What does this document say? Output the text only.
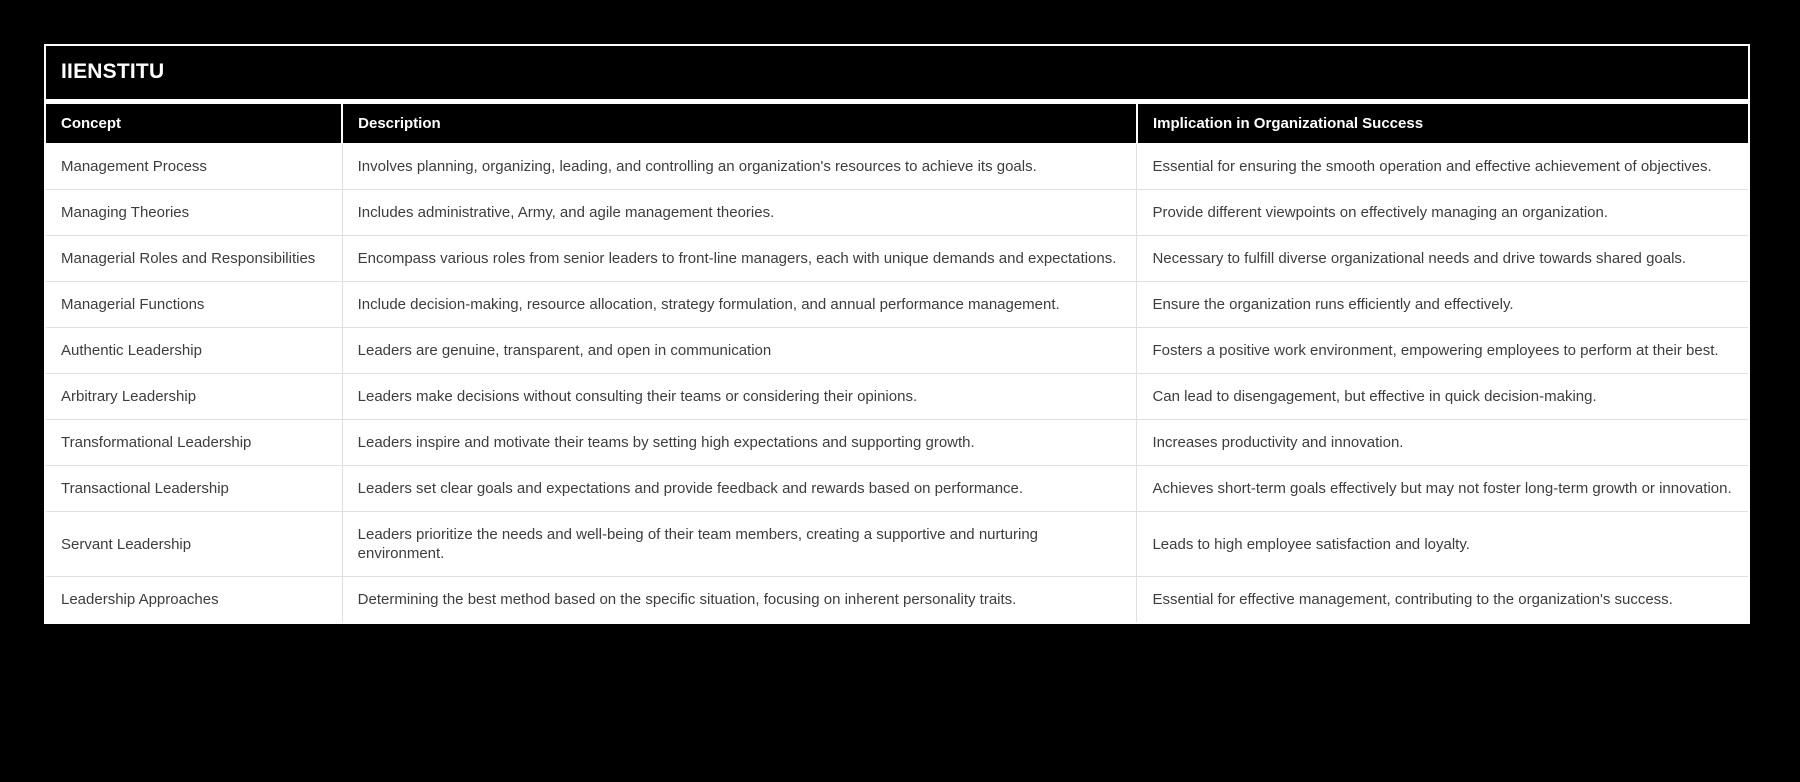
IIENSTITU
Concept	Description	Implication in Organizational Success
Management Process	Involves planning, organizing, leading, and controlling an organization's resources to achieve its goals.	Essential for ensuring the smooth operation and effective achievement of objectives.
Managing Theories	Includes administrative, Army, and agile management theories.	Provide different viewpoints on effectively managing an organization.
Managerial Roles and Responsibilities	Encompass various roles from senior leaders to front-line managers, each with unique demands and expectations.	Necessary to fulfill diverse organizational needs and drive towards shared goals.
Managerial Functions	Include decision-making, resource allocation, strategy formulation, and annual performance management.	Ensure the organization runs efficiently and effectively.
Authentic Leadership	Leaders are genuine, transparent, and open in communication	Fosters a positive work environment, empowering employees to perform at their best.
Arbitrary Leadership	Leaders make decisions without consulting their teams or considering their opinions.	Can lead to disengagement, but effective in quick decision-making.
Transformational Leadership	Leaders inspire and motivate their teams by setting high expectations and supporting growth.	Increases productivity and innovation.
Transactional Leadership	Leaders set clear goals and expectations and provide feedback and rewards based on performance.	Achieves short-term goals effectively but may not foster long-term growth or innovation.
Servant Leadership	Leaders prioritize the needs and well-being of their team members, creating a supportive and nurturing environment.	Leads to high employee satisfaction and loyalty.
Leadership Approaches	Determining the best method based on the specific situation, focusing on inherent personality traits.	Essential for effective management, contributing to the organization's success.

◆ **What to work on**
Your copy should match the records word for word, with the pictures removed.

◆ **Output for this task**
What does this document say? Output the text only.
IIENSTITU
Concept	Description	Implication in Organizational Success
Management Process	Involves planning, organizing, leading, and controlling an organization's resources to achieve its goals.	Essential for ensuring the smooth operation and effective achievement of objectives.
Managing Theories	Includes administrative, Army, and agile management theories.	Provide different viewpoints on effectively managing an organization.
Managerial Roles and Responsibilities	Encompass various roles from senior leaders to front-line managers, each with unique demands and expectations.	Necessary to fulfill diverse organizational needs and drive towards shared goals.
Managerial Functions	Include decision-making, resource allocation, strategy formulation, and annual performance management.	Ensure the organization runs efficiently and effectively.
Authentic Leadership	Leaders are genuine, transparent, and open in communication	Fosters a positive work environment, empowering employees to perform at their best.
Arbitrary Leadership	Leaders make decisions without consulting their teams or considering their opinions.	Can lead to disengagement, but effective in quick decision-making.
Transformational Leadership	Leaders inspire and motivate their teams by setting high expectations and supporting growth.	Increases productivity and innovation.
Transactional Leadership	Leaders set clear goals and expectations and provide feedback and rewards based on performance.	Achieves short-term goals effectively but may not foster long-term growth or innovation.
Servant Leadership	Leaders prioritize the needs and well-being of their team members, creating a supportive and nurturing environment.	Leads to high employee satisfaction and loyalty.
Leadership Approaches	Determining the best method based on the specific situation, focusing on inherent personality traits.	Essential for effective management, contributing to the organization's success.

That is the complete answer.